[Items from a data source]
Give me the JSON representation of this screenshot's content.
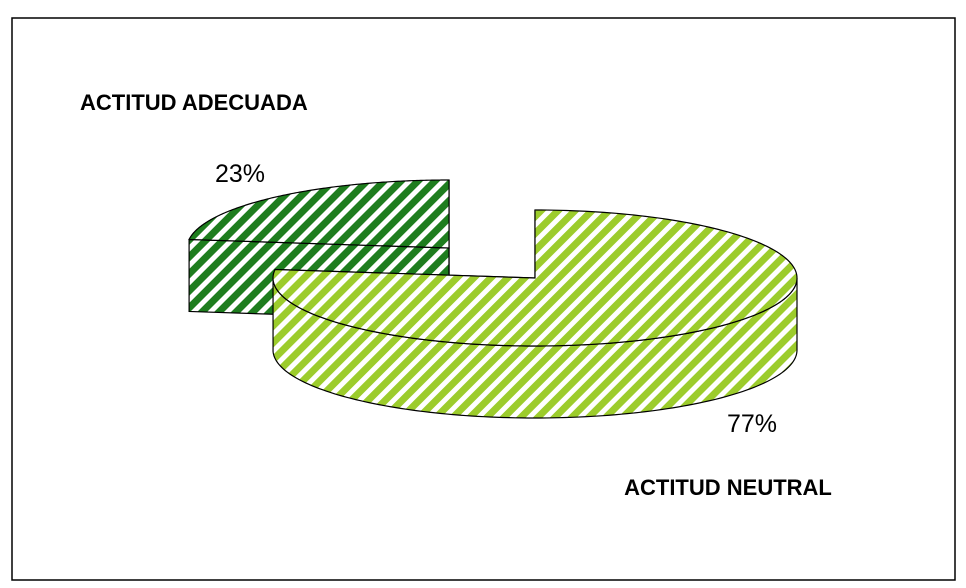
{
  "chart_data": {
    "type": "pie",
    "categories": [
      "ACTITUD ADECUADA",
      "ACTITUD NEUTRAL"
    ],
    "values": [
      23,
      77
    ],
    "value_labels": [
      "23%",
      "77%"
    ],
    "colors": [
      "#1e7d1e",
      "#9ccc2c"
    ]
  }
}
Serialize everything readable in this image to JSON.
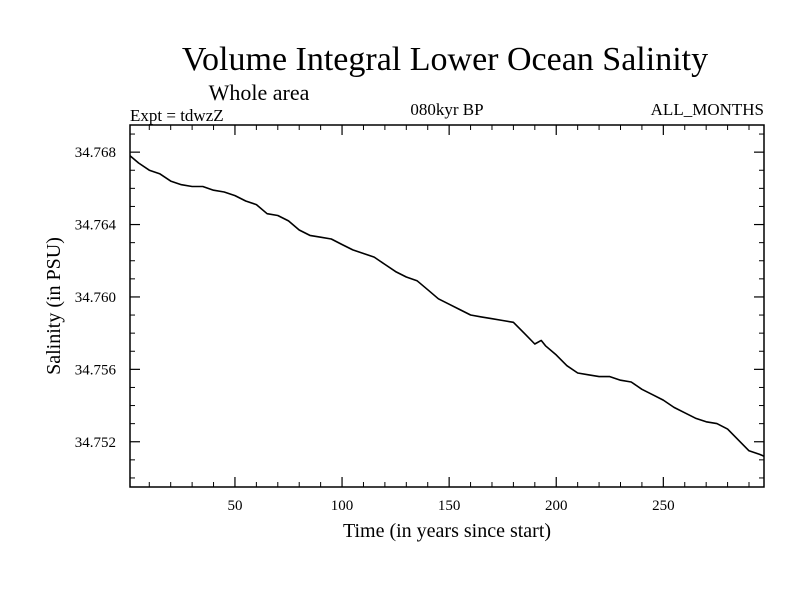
{
  "chart_data": {
    "type": "line",
    "title": "Volume Integral Lower Ocean Salinity",
    "subtitle": "Whole area",
    "experiment": "Expt = tdwzZ",
    "period": "080kyr BP",
    "months": "ALL_MONTHS",
    "xlabel": "Time (in years since start)",
    "ylabel": "Salinity (in PSU)",
    "xlim": [
      1,
      297
    ],
    "ylim": [
      34.7495,
      34.7695
    ],
    "x_ticks": [
      50,
      100,
      150,
      200,
      250
    ],
    "x_minor_step": 10,
    "y_ticks": [
      34.752,
      34.756,
      34.76,
      34.764,
      34.768
    ],
    "y_tick_labels": [
      "34.752",
      "34.756",
      "34.760",
      "34.764",
      "34.768"
    ],
    "y_minor_step": 0.001,
    "grid": false,
    "series": [
      {
        "color": "#000000",
        "x": [
          1,
          5,
          10,
          15,
          20,
          25,
          30,
          35,
          40,
          45,
          50,
          55,
          60,
          65,
          70,
          75,
          80,
          85,
          90,
          95,
          100,
          105,
          110,
          115,
          120,
          125,
          130,
          135,
          140,
          145,
          150,
          155,
          160,
          165,
          170,
          175,
          180,
          185,
          190,
          193,
          195,
          200,
          205,
          210,
          215,
          220,
          225,
          230,
          235,
          240,
          245,
          250,
          255,
          260,
          265,
          270,
          275,
          280,
          285,
          290,
          295,
          297
        ],
        "y": [
          34.7678,
          34.7674,
          34.767,
          34.7668,
          34.7664,
          34.7662,
          34.7661,
          34.7661,
          34.7659,
          34.7658,
          34.7656,
          34.7653,
          34.7651,
          34.7646,
          34.7645,
          34.7642,
          34.7637,
          34.7634,
          34.7633,
          34.7632,
          34.7629,
          34.7626,
          34.7624,
          34.7622,
          34.7618,
          34.7614,
          34.7611,
          34.7609,
          34.7604,
          34.7599,
          34.7596,
          34.7593,
          34.759,
          34.7589,
          34.7588,
          34.7587,
          34.7586,
          34.758,
          34.7574,
          34.7576,
          34.7573,
          34.7568,
          34.7562,
          34.7558,
          34.7557,
          34.7556,
          34.7556,
          34.7554,
          34.7553,
          34.7549,
          34.7546,
          34.7543,
          34.7539,
          34.7536,
          34.7533,
          34.7531,
          34.753,
          34.7527,
          34.7521,
          34.7515,
          34.7513,
          34.7512
        ]
      }
    ]
  }
}
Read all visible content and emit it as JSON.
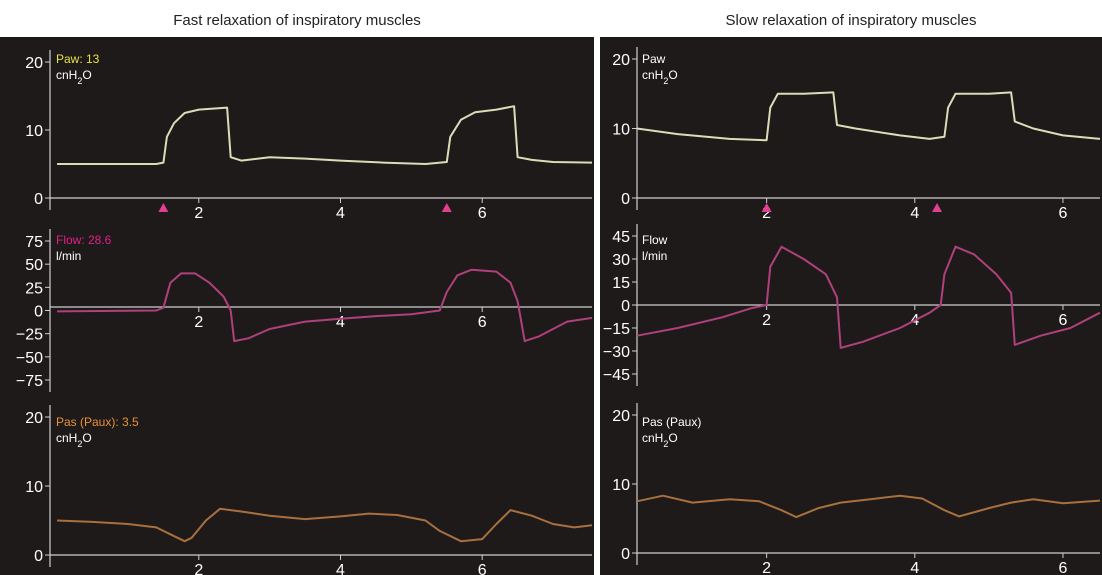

• _TASK PROMPT_
Gather all lines with the string "content" from the data.

• _ANSWER TO THIS EXERCISE_
Give me the JSON representation of this screenshot's content.
Read all visible content and emit it as JSON.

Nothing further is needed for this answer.